#### WHAT THE EXERCISE ASKS:
Exactly as given, write out the lines from the one containing "Extract the chart's" through the end of the listing, with both ends included and nothing else.
_ _ _
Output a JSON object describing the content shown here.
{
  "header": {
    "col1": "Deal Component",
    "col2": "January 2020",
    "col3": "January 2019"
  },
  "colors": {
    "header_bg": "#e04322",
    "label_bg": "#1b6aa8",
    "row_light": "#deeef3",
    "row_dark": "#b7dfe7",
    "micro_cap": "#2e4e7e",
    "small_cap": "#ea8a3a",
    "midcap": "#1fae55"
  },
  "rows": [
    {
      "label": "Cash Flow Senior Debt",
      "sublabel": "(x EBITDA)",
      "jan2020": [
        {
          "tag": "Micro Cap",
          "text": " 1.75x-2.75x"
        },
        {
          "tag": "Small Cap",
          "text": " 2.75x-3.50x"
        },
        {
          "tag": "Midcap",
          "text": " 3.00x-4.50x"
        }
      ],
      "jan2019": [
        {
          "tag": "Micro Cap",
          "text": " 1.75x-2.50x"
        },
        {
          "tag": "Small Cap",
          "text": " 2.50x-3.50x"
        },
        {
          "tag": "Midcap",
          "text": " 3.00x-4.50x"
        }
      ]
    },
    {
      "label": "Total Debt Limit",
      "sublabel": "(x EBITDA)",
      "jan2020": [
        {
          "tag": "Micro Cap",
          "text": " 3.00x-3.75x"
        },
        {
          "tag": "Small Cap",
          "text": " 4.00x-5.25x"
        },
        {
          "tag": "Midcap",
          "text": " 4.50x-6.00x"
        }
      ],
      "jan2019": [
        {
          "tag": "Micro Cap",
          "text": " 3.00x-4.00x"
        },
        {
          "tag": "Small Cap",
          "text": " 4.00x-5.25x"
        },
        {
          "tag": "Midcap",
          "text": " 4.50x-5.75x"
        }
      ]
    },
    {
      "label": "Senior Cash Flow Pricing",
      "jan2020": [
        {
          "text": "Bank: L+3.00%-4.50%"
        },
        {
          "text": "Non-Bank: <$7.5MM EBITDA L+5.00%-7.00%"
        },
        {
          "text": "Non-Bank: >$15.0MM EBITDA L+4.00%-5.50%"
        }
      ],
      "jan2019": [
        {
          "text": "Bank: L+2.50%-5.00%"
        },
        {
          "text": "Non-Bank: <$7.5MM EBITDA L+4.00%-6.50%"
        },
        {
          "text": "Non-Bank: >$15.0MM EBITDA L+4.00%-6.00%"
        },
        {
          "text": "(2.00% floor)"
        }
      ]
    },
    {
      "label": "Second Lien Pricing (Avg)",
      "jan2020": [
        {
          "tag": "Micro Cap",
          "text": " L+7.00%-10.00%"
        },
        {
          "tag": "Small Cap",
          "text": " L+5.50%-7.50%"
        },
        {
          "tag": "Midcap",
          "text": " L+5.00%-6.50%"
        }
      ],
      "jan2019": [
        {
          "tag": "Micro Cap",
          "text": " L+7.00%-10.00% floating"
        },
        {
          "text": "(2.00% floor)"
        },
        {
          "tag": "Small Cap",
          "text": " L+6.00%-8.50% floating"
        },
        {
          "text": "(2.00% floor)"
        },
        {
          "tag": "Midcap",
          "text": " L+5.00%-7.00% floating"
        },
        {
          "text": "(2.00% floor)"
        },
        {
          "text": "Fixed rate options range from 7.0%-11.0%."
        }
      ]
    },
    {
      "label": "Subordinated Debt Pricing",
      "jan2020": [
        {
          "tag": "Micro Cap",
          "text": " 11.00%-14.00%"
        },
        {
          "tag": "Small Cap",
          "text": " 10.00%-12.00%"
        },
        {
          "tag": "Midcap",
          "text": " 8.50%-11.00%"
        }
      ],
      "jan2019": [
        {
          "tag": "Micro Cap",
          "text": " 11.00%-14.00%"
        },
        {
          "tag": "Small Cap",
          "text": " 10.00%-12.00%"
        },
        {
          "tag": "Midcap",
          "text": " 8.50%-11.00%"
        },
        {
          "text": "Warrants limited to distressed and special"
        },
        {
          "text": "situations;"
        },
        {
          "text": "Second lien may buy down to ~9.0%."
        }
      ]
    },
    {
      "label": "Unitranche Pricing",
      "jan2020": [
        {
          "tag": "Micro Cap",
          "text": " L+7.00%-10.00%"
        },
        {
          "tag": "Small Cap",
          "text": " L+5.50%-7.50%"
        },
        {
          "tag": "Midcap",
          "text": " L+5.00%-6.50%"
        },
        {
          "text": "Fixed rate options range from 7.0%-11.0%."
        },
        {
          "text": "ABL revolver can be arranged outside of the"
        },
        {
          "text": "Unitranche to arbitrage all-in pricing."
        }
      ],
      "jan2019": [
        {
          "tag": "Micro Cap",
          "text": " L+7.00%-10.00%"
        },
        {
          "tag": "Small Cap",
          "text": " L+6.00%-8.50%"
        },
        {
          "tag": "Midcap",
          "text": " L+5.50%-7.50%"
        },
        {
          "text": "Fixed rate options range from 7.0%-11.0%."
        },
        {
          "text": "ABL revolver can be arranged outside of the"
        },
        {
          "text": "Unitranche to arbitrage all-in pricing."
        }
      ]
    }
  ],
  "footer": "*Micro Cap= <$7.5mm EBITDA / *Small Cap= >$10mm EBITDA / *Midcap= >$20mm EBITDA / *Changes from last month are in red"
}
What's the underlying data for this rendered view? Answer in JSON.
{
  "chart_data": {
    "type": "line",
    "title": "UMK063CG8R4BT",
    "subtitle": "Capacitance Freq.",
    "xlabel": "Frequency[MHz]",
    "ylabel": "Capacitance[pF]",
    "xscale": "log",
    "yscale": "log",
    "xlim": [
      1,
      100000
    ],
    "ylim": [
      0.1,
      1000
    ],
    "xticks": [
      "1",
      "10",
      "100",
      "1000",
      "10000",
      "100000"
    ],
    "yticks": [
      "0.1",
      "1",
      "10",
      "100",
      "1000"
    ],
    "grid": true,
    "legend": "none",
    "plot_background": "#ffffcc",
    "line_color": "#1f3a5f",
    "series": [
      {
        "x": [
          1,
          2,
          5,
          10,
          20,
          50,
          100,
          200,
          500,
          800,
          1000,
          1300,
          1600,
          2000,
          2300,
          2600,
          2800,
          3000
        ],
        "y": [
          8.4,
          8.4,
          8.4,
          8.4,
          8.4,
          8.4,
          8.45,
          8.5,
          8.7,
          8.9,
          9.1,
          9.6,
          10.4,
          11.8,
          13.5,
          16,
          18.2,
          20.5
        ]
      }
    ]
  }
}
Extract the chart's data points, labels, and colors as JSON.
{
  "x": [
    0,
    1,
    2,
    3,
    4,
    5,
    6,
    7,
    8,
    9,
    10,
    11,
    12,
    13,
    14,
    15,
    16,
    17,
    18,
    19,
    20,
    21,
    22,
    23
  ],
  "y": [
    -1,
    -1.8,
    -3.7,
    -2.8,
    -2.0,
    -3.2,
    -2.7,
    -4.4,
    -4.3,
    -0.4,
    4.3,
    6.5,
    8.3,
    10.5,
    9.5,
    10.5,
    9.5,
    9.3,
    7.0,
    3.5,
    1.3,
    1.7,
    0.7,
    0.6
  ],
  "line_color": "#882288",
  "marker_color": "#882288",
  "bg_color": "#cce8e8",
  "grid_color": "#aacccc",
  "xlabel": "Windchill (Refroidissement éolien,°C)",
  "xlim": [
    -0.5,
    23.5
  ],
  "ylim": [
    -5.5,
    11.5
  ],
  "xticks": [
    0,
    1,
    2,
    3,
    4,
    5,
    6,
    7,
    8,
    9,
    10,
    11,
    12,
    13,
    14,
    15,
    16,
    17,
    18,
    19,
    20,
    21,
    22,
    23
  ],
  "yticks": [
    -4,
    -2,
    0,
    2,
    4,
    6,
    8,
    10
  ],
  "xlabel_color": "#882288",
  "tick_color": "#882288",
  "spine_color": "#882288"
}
_ _ _
#### SOLUTION FOR THIS EXERCISE:
Extract the chart's data points, labels, and colors as JSON.
{
  "x": [
    0,
    1,
    2,
    3,
    4,
    5,
    6,
    7,
    8,
    9,
    10,
    11,
    12,
    13,
    14,
    15,
    16,
    17,
    18,
    19,
    20,
    21,
    22,
    23
  ],
  "y": [
    -1,
    -1.8,
    -3.7,
    -2.8,
    -2.0,
    -3.2,
    -2.7,
    -4.4,
    -4.3,
    -0.4,
    4.3,
    6.5,
    8.3,
    10.5,
    9.5,
    10.5,
    9.5,
    9.3,
    7.0,
    3.5,
    1.3,
    1.7,
    0.7,
    0.6
  ],
  "line_color": "#882288",
  "marker_color": "#882288",
  "bg_color": "#cce8e8",
  "grid_color": "#aacccc",
  "xlabel": "Windchill (Refroidissement éolien,°C)",
  "xlim": [
    -0.5,
    23.5
  ],
  "ylim": [
    -5.5,
    11.5
  ],
  "xticks": [
    0,
    1,
    2,
    3,
    4,
    5,
    6,
    7,
    8,
    9,
    10,
    11,
    12,
    13,
    14,
    15,
    16,
    17,
    18,
    19,
    20,
    21,
    22,
    23
  ],
  "yticks": [
    -4,
    -2,
    0,
    2,
    4,
    6,
    8,
    10
  ],
  "xlabel_color": "#882288",
  "tick_color": "#882288",
  "spine_color": "#882288"
}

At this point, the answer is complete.